§ What is required:
Output every entry exactly as written.

^^^^^^^^^^^^^^^^

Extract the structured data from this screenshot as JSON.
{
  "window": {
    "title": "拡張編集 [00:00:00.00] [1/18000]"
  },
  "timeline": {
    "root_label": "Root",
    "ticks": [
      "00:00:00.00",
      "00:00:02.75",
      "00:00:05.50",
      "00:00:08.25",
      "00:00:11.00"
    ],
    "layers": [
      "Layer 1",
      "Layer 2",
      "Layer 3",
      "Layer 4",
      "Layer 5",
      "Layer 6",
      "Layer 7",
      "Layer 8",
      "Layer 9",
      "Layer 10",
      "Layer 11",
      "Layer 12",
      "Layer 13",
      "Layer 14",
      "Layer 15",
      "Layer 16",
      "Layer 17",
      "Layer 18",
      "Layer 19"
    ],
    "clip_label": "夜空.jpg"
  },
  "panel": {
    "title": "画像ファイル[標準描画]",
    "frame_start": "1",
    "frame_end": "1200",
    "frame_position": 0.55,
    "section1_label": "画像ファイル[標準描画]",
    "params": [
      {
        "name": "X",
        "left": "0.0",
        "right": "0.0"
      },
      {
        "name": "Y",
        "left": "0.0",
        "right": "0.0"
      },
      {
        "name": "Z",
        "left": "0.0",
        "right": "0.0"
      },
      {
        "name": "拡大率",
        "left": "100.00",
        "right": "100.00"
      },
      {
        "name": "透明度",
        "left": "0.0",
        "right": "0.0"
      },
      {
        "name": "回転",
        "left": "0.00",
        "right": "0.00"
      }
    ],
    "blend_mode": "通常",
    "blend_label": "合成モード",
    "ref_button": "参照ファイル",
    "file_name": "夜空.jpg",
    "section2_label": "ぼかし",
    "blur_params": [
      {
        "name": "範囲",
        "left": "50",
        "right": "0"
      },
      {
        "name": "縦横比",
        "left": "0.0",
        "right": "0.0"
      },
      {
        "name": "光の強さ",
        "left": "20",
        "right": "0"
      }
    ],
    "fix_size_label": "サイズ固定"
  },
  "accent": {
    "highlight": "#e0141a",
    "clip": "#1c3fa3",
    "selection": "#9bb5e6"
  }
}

^^^^^^^^^^^^^^^^

§ Task output:
Extract the structured data from this screenshot as JSON.
{
  "window": {
    "title": "拡張編集 [00:00:00.00] [1/18000]"
  },
  "timeline": {
    "root_label": "Root",
    "ticks": [
      "00:00:00.00",
      "00:00:02.75",
      "00:00:05.50",
      "00:00:08.25",
      "00:00:11.00"
    ],
    "layers": [
      "Layer 1",
      "Layer 2",
      "Layer 3",
      "Layer 4",
      "Layer 5",
      "Layer 6",
      "Layer 7",
      "Layer 8",
      "Layer 9",
      "Layer 10",
      "Layer 11",
      "Layer 12",
      "Layer 13",
      "Layer 14",
      "Layer 15",
      "Layer 16",
      "Layer 17",
      "Layer 18",
      "Layer 19"
    ],
    "clip_label": "夜空.jpg"
  },
  "panel": {
    "title": "画像ファイル[標準描画]",
    "frame_start": "1",
    "frame_end": "1200",
    "frame_position": 0.55,
    "section1_label": "画像ファイル[標準描画]",
    "params": [
      {
        "name": "X",
        "left": "0.0",
        "right": "0.0"
      },
      {
        "name": "Y",
        "left": "0.0",
        "right": "0.0"
      },
      {
        "name": "Z",
        "left": "0.0",
        "right": "0.0"
      },
      {
        "name": "拡大率",
        "left": "100.00",
        "right": "100.00"
      },
      {
        "name": "透明度",
        "left": "0.0",
        "right": "0.0"
      },
      {
        "name": "回転",
        "left": "0.00",
        "right": "0.00"
      }
    ],
    "blend_mode": "通常",
    "blend_label": "合成モード",
    "ref_button": "参照ファイル",
    "file_name": "夜空.jpg",
    "section2_label": "ぼかし",
    "blur_params": [
      {
        "name": "範囲",
        "left": "50",
        "right": "0"
      },
      {
        "name": "縦横比",
        "left": "0.0",
        "right": "0.0"
      },
      {
        "name": "光の強さ",
        "left": "20",
        "right": "0"
      }
    ],
    "fix_size_label": "サイズ固定"
  },
  "accent": {
    "highlight": "#e0141a",
    "clip": "#1c3fa3",
    "selection": "#9bb5e6"
  }
}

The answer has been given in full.